## start INPUT DATA
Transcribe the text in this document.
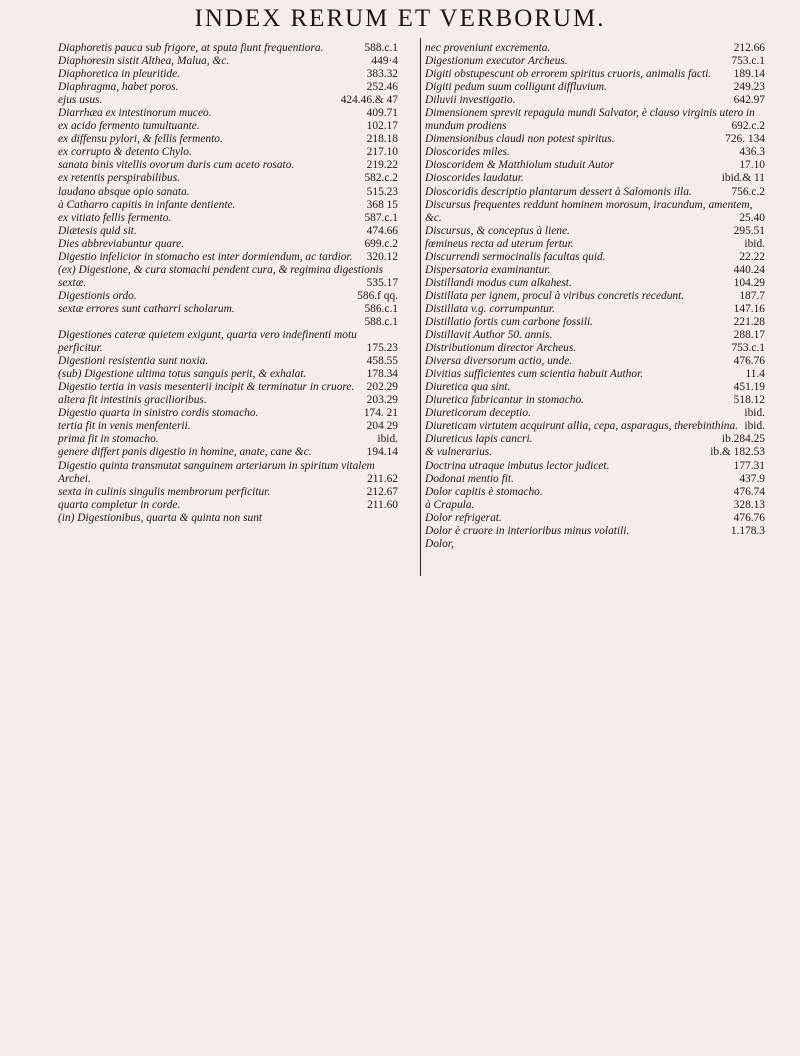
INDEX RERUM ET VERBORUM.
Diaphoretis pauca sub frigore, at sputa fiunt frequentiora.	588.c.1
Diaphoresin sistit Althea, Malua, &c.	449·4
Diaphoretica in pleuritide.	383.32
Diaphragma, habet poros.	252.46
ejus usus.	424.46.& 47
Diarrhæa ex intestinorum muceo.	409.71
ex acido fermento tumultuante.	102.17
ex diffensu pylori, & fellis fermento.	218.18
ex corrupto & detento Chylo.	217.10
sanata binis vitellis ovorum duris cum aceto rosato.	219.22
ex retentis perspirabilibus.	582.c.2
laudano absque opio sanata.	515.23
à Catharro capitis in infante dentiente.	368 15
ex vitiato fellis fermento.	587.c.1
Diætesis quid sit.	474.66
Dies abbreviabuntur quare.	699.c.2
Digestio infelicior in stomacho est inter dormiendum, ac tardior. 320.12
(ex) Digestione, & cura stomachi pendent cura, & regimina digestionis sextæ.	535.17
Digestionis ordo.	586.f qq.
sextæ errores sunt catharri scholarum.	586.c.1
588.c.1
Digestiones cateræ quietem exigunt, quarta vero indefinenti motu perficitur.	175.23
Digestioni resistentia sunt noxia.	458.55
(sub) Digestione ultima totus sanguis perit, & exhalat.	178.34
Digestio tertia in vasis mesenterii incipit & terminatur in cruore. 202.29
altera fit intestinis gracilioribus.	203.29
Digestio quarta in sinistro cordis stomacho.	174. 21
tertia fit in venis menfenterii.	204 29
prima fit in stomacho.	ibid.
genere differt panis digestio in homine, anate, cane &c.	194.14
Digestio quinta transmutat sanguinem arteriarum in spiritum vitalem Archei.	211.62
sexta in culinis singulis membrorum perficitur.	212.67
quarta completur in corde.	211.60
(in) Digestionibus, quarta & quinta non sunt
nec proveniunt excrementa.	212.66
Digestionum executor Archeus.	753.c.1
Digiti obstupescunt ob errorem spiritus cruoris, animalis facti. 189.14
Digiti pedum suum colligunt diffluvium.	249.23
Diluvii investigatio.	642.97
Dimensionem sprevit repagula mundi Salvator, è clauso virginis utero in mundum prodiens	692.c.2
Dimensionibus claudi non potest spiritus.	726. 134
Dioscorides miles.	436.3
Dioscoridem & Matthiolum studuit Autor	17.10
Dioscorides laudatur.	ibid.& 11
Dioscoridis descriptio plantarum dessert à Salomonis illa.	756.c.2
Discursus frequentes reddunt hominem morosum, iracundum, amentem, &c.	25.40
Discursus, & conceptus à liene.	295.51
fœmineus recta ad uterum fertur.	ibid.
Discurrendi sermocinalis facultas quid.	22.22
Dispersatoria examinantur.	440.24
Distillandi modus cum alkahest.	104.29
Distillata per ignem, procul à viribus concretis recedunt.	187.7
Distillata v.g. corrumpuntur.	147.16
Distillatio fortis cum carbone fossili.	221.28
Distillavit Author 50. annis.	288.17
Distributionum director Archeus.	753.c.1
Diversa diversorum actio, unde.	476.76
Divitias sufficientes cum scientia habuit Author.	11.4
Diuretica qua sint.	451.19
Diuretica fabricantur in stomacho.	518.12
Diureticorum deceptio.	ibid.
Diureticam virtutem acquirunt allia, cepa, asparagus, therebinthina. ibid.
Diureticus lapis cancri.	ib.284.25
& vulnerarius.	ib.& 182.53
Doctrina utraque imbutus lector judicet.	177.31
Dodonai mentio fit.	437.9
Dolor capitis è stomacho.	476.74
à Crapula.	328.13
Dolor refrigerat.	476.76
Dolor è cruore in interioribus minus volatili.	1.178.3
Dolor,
## end INPUT DATA
## start INPUT DATA
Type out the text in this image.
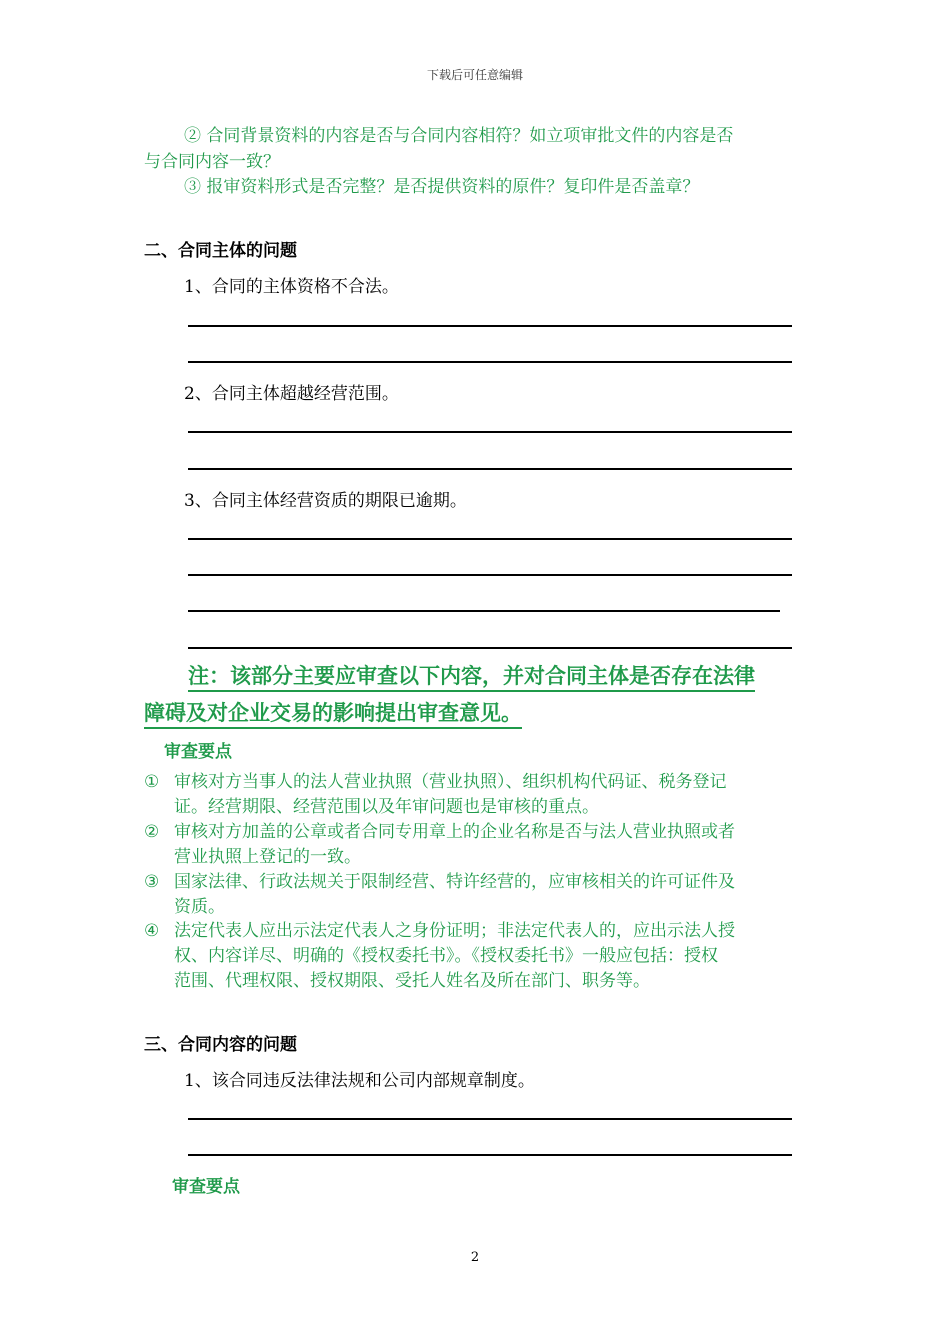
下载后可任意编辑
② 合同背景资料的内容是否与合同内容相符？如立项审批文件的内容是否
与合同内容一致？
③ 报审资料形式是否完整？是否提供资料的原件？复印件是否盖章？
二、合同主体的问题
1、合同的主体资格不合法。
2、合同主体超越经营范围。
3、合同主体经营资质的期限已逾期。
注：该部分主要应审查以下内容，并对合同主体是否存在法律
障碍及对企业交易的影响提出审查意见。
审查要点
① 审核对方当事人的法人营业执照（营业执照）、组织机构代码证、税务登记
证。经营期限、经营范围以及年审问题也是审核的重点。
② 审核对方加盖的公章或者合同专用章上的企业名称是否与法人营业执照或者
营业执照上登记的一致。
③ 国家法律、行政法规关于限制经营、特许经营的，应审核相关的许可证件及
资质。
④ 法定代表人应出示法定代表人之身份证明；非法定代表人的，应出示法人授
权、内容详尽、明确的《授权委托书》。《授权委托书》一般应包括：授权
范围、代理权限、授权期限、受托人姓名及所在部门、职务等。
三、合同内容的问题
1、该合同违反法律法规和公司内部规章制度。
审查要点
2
## end INPUT DATA
▶ _SHORT PROBLEM_
Copy each line from the records above that includes the string "sanata".

▶ _THE SOLUTION_
sanata binis vitellis ovorum duris cum aceto rosato.	219.22
laudano absque opio sanata.	515.23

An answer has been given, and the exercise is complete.